### TASK INSTRUCTIONS
Extract each line of the records below that contains the word "rivoluzionarie".
— start of DATA EXTRACT —
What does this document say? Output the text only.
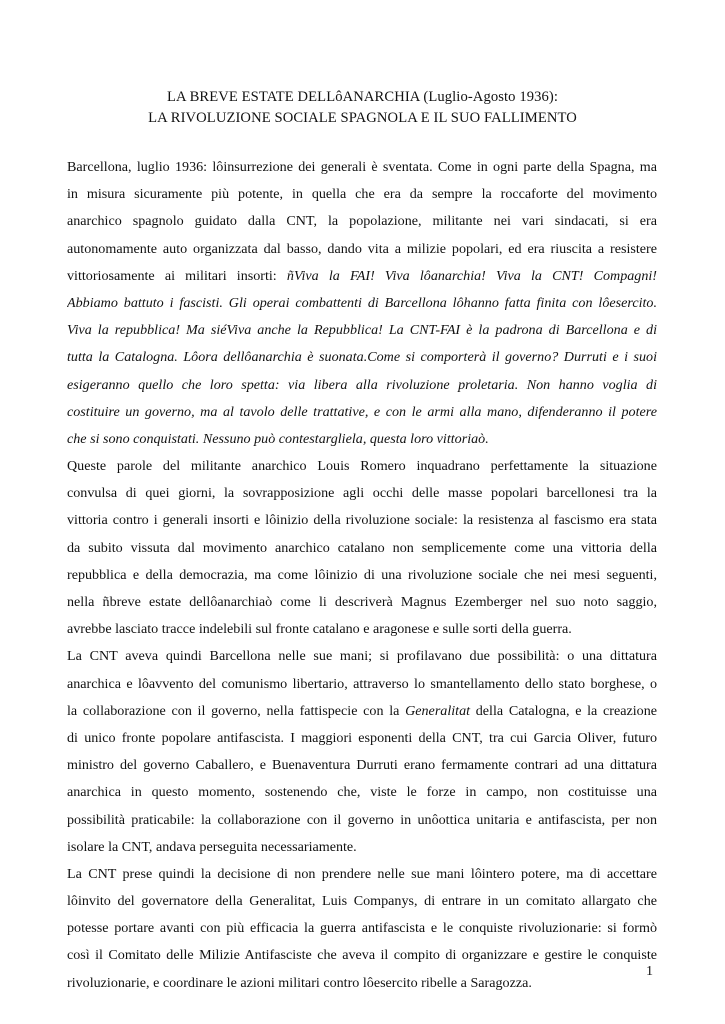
LA BREVE ESTATE DELLôANARCHIA (Luglio-Agosto 1936):
LA RIVOLUZIONE SOCIALE SPAGNOLA E IL SUO FALLIMENTO
Barcellona, luglio 1936: lôinsurrezione dei generali è sventata. Come in ogni parte della Spagna, ma
in misura sicuramente più potente, in quella che era da sempre la roccaforte del movimento
anarchico spagnolo guidato dalla CNT, la popolazione, militante nei vari sindacati, si era
autonomamente auto organizzata dal basso, dando vita a milizie popolari, ed era riuscita a resistere
vittoriosamente ai militari insorti: ñViva la FAI! Viva lôanarchia! Viva la CNT! Compagni!
Abbiamo battuto i fascisti. Gli operai combattenti di Barcellona lôhanno fatta finita con lôesercito.
Viva la repubblica! Ma siéViva anche la Repubblica! La CNT-FAI è la padrona di Barcellona e di
tutta la Catalogna. Lôora dellôanarchia è suonata.Come si comporterà il governo? Durruti e i suoi
esigeranno quello che loro spetta: via libera alla rivoluzione proletaria. Non hanno voglia di
costituire un governo, ma al tavolo delle trattative, e con le armi alla mano, difenderanno il potere
che si sono conquistati. Nessuno può contestargliela, questa loro vittoriaò.
Queste parole del militante anarchico Louis Romero inquadrano perfettamente la situazione
convulsa di quei giorni, la sovrapposizione agli occhi delle masse popolari barcellonesi tra la
vittoria contro i generali insorti e lôinizio della rivoluzione sociale: la resistenza al fascismo era stata
da subito vissuta dal movimento anarchico catalano non semplicemente come una vittoria della
repubblica e della democrazia, ma come lôinizio di una rivoluzione sociale che nei mesi seguenti,
nella ñbreve estate dellôanarchiaò come li descriverà Magnus Ezemberger nel suo noto saggio,
avrebbe lasciato tracce indelebili sul fronte catalano e aragonese e sulle sorti della guerra.
La CNT aveva quindi Barcellona nelle sue mani; si profilavano due possibilità: o una dittatura
anarchica e lôavvento del comunismo libertario, attraverso lo smantellamento dello stato borghese, o
la collaborazione con il governo, nella fattispecie con la Generalitat della Catalogna, e la creazione
di unico fronte popolare antifascista. I maggiori esponenti della CNT, tra cui Garcia Oliver, futuro
ministro del governo Caballero, e Buenaventura Durruti erano fermamente contrari ad una dittatura
anarchica in questo momento, sostenendo che, viste le forze in campo, non costituisse una
possibilità praticabile: la collaborazione con il governo in unôottica unitaria e antifascista, per non
isolare la CNT, andava perseguita necessariamente.
La CNT prese quindi la decisione di non prendere nelle sue mani lôintero potere, ma di accettare
lôinvito del governatore della Generalitat, Luis Companys, di entrare in un comitato allargato che
potesse portare avanti con più efficacia la guerra antifascista e le conquiste rivoluzionarie: si formò
così il Comitato delle Milizie Antifasciste che aveva il compito di organizzare e gestire le conquiste
rivoluzionarie, e coordinare le azioni militari contro lôesercito ribelle a Saragozza.
1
— end of DATA EXTRACT —
### TASK RESULT
potesse portare avanti con più efficacia la guerra antifascista e le conquiste rivoluzionarie: si formò
rivoluzionarie, e coordinare le azioni militari contro lôesercito ribelle a Saragozza.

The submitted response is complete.